(Stored items from a collection)

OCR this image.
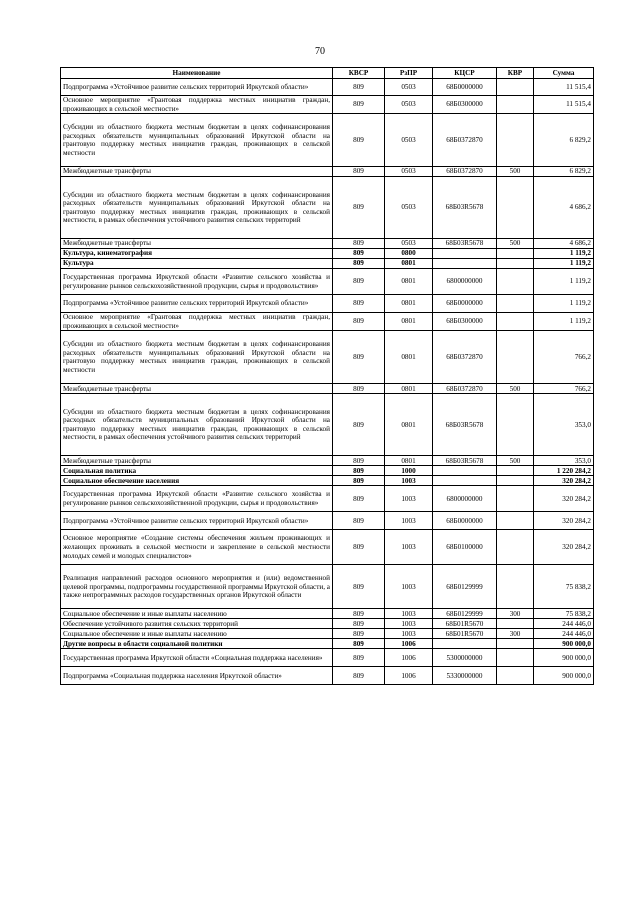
70
Наименование	КВСР	РзПР	КЦСР	КВР	Сумма
Подпрограмма «Устойчивое развитие сельских территорий Иркутской области»	809	0503	68Б0000000		11 515,4
Основное мероприятие «Грантовая поддержка местных инициатив граждан, проживающих в сельской местности»	809	0503	68Б0300000		11 515,4
Субсидии из областного бюджета местным бюджетам в целях софинансирования расходных обязательств муниципальных образований Иркутской области на грантовую поддержку местных инициатив граждан, проживающих в сельской местности	809	0503	68Б0372870		6 829,2
Межбюджетные трансферты	809	0503	68Б0372870	500	6 829,2
Субсидии из областного бюджета местным бюджетам в целях софинансирования расходных обязательств муниципальных образований Иркутской области на грантовую поддержку местных инициатив граждан, проживающих в сельской местности, в рамках обеспечения устойчивого развития сельских территорий	809	0503	68Б03R5678		4 686,2
Межбюджетные трансферты	809	0503	68Б03R5678	500	4 686,2
Культура, кинематография	809	0800			1 119,2
Культура	809	0801			1 119,2
Государственная программа Иркутской области «Развитие сельского хозяйства и регулирование рынков сельскохозяйственной продукции, сырья и продовольствия»	809	0801	6800000000		1 119,2
Подпрограмма «Устойчивое развитие сельских территорий Иркутской области»	809	0801	68Б0000000		1 119,2
Основное мероприятие «Грантовая поддержка местных инициатив граждан, проживающих в сельской местности»	809	0801	68Б0300000		1 119,2
Субсидии из областного бюджета местным бюджетам в целях софинансирования расходных обязательств муниципальных образований Иркутской области на грантовую поддержку местных инициатив граждан, проживающих в сельской местности	809	0801	68Б0372870		766,2
Межбюджетные трансферты	809	0801	68Б0372870	500	766,2
Субсидии из областного бюджета местным бюджетам в целях софинансирования расходных обязательств муниципальных образований Иркутской области на грантовую поддержку местных инициатив граждан, проживающих в сельской местности, в рамках обеспечения устойчивого развития сельских территорий	809	0801	68Б03R5678		353,0
Межбюджетные трансферты	809	0801	68Б03R5678	500	353,0
Социальная политика	809	1000			1 220 284,2
Социальное обеспечение населения	809	1003			320 284,2
Государственная программа Иркутской области «Развитие сельского хозяйства и регулирование рынков сельскохозяйственной продукции, сырья и продовольствия»	809	1003	6800000000		320 284,2
Подпрограмма «Устойчивое развитие сельских территорий Иркутской области»	809	1003	68Б0000000		320 284,2
Основное мероприятие «Создание системы обеспечения жильем проживающих и желающих проживать в сельской местности и закрепление в сельской местности молодых семей и молодых специалистов»	809	1003	68Б0100000		320 284,2
Реализация направлений расходов основного мероприятия и (или) ведомственной целевой программы, подпрограммы государственной программы Иркутской области, а также непрограммных расходов государственных органов Иркутской области	809	1003	68Б0129999		75 838,2
Социальное обеспечение и иные выплаты населению	809	1003	68Б0129999	300	75 838,2
Обеспечение устойчивого развития сельских территорий	809	1003	68Б01R5670		244 446,0
Социальное обеспечение и иные выплаты населению	809	1003	68Б01R5670	300	244 446,0
Другие вопросы в области социальной политики	809	1006			900 000,0
Государственная программа Иркутской области «Социальная поддержка населения»	809	1006	5300000000		900 000,0
Подпрограмма «Социальная поддержка населения Иркутской области»	809	1006	5330000000		900 000,0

**Task directions:**
Compute the number of lines above that contain the string "населения". Reply with that value only.

**Answer to this problem:**
3